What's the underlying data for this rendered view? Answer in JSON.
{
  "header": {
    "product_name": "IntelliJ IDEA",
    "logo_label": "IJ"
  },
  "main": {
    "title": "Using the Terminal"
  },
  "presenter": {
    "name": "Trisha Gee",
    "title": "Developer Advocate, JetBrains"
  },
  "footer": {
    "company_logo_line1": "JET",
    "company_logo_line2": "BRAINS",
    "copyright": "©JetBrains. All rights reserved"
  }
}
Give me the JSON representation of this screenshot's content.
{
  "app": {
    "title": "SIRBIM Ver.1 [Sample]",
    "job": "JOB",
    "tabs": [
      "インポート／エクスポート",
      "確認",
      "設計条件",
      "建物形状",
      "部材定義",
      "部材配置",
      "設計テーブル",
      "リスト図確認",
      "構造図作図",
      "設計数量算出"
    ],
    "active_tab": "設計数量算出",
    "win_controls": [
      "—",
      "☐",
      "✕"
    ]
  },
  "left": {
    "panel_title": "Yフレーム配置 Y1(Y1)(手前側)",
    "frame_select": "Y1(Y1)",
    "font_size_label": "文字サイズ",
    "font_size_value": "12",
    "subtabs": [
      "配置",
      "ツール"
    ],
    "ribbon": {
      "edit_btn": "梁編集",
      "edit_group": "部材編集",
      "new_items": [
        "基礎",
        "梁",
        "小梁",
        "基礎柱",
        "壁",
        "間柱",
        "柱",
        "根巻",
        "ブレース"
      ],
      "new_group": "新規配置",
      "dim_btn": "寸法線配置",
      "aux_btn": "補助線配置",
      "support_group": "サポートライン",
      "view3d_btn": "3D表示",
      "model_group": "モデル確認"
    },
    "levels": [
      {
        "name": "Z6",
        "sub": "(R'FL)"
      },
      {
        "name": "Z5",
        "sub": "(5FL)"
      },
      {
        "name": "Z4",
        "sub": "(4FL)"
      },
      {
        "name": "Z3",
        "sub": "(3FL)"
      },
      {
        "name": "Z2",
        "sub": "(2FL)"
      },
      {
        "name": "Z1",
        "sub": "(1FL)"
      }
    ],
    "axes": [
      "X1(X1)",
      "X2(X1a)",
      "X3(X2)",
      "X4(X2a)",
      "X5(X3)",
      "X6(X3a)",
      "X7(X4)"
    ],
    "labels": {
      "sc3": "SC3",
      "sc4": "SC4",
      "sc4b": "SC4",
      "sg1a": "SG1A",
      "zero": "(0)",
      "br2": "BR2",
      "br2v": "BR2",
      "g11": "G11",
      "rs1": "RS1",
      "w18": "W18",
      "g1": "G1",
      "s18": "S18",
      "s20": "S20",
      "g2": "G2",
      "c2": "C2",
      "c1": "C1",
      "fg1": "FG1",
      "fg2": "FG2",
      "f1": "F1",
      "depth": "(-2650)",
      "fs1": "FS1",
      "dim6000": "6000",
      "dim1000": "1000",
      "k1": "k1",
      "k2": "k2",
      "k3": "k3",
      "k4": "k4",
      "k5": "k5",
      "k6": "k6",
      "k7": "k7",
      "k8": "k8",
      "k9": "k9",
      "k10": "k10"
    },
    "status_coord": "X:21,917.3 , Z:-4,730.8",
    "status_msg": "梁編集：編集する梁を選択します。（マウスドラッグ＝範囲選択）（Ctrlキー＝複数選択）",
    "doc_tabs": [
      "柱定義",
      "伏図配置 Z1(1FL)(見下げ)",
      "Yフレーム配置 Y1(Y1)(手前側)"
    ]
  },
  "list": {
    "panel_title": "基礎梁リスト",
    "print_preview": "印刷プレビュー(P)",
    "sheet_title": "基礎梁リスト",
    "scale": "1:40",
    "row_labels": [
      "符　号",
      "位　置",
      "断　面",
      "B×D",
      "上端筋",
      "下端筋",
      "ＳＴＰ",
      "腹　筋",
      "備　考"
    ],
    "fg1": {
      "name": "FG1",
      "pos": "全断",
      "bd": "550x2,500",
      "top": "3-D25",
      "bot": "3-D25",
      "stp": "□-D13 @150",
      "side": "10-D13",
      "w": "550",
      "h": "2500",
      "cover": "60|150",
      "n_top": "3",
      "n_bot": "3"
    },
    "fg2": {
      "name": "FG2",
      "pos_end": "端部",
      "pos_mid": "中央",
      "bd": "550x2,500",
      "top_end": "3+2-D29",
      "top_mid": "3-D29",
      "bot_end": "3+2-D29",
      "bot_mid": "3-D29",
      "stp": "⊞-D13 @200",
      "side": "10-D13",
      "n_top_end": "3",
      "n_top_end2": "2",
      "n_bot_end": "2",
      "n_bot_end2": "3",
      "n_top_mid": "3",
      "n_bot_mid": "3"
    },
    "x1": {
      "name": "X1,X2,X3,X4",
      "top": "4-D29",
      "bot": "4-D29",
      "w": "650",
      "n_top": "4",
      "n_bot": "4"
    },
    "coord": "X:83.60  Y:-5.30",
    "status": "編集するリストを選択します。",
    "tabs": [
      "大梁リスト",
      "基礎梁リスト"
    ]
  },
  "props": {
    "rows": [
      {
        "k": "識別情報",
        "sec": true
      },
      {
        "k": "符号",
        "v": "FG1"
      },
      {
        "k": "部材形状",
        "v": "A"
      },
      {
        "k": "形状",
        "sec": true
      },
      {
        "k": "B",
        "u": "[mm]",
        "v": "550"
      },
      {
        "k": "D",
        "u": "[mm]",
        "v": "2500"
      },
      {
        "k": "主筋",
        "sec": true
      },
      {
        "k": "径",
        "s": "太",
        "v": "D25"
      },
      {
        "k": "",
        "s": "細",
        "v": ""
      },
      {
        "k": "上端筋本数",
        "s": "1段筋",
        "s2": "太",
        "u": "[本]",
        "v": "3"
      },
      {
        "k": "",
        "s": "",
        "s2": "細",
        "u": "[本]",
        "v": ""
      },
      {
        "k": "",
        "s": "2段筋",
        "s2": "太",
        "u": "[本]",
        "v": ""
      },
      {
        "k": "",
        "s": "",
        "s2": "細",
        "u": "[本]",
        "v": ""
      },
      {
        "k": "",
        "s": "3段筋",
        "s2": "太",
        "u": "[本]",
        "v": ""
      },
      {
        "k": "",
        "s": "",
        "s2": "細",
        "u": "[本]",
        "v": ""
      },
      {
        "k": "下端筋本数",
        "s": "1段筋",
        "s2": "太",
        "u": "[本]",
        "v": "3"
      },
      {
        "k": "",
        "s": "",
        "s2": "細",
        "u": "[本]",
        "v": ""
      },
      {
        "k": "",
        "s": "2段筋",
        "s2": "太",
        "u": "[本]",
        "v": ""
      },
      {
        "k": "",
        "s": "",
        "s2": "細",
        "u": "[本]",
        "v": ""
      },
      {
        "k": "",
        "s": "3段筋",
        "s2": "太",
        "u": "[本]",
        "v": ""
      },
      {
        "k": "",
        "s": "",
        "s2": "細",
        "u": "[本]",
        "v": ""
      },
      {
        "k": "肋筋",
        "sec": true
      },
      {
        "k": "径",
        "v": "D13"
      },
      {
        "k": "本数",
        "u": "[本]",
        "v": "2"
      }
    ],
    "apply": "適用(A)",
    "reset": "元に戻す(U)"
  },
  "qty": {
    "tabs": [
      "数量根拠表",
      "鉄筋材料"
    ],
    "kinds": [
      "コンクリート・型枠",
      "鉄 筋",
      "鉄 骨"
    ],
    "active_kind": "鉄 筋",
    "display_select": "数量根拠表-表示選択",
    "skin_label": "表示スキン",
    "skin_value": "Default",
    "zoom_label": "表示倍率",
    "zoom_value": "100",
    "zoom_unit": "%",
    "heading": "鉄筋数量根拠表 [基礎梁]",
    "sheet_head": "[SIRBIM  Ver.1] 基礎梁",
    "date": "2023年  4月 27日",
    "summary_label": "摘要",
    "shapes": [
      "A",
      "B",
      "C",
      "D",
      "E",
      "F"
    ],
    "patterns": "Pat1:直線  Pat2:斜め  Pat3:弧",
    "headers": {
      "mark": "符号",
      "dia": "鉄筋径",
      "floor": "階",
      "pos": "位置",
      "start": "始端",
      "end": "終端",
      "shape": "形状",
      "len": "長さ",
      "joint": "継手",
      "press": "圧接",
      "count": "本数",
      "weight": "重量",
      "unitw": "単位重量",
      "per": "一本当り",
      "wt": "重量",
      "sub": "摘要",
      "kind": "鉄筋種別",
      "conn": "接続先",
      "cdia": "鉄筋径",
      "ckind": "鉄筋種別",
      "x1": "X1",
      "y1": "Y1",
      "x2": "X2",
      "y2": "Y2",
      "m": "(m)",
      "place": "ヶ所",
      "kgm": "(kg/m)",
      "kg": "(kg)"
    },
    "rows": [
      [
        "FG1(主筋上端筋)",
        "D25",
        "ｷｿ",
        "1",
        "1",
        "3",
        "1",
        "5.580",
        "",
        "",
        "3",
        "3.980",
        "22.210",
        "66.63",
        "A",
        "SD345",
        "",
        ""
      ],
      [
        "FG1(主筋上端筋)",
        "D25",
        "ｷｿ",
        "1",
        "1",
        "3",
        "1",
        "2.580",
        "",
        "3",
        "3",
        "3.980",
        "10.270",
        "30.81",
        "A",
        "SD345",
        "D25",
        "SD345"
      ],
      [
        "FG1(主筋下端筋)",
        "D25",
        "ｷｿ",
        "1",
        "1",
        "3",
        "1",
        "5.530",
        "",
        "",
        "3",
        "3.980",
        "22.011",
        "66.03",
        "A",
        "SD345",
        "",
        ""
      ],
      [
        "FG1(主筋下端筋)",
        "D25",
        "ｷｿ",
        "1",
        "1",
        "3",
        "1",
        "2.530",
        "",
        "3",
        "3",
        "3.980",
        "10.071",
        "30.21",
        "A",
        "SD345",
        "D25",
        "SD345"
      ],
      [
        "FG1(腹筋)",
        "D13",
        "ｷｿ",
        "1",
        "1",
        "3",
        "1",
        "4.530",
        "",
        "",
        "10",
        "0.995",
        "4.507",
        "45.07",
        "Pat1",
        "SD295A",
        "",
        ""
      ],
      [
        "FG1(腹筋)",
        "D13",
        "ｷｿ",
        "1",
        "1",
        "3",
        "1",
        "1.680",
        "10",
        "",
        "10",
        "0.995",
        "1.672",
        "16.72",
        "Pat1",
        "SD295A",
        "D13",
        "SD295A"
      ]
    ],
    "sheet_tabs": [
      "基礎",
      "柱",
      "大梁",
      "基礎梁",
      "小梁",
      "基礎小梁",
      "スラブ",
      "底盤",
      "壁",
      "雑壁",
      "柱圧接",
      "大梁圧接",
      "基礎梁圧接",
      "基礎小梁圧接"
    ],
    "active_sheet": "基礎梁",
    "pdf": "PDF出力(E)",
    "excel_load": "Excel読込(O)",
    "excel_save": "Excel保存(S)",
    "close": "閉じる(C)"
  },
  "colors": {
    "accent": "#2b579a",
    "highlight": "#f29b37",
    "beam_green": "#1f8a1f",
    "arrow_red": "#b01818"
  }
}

=== STATED EXERCISE ===
Find the count of lines in the data above where the string "JetBrains" occurs. Provide that number alone.

=== COMPLETE OUTPUT ===
2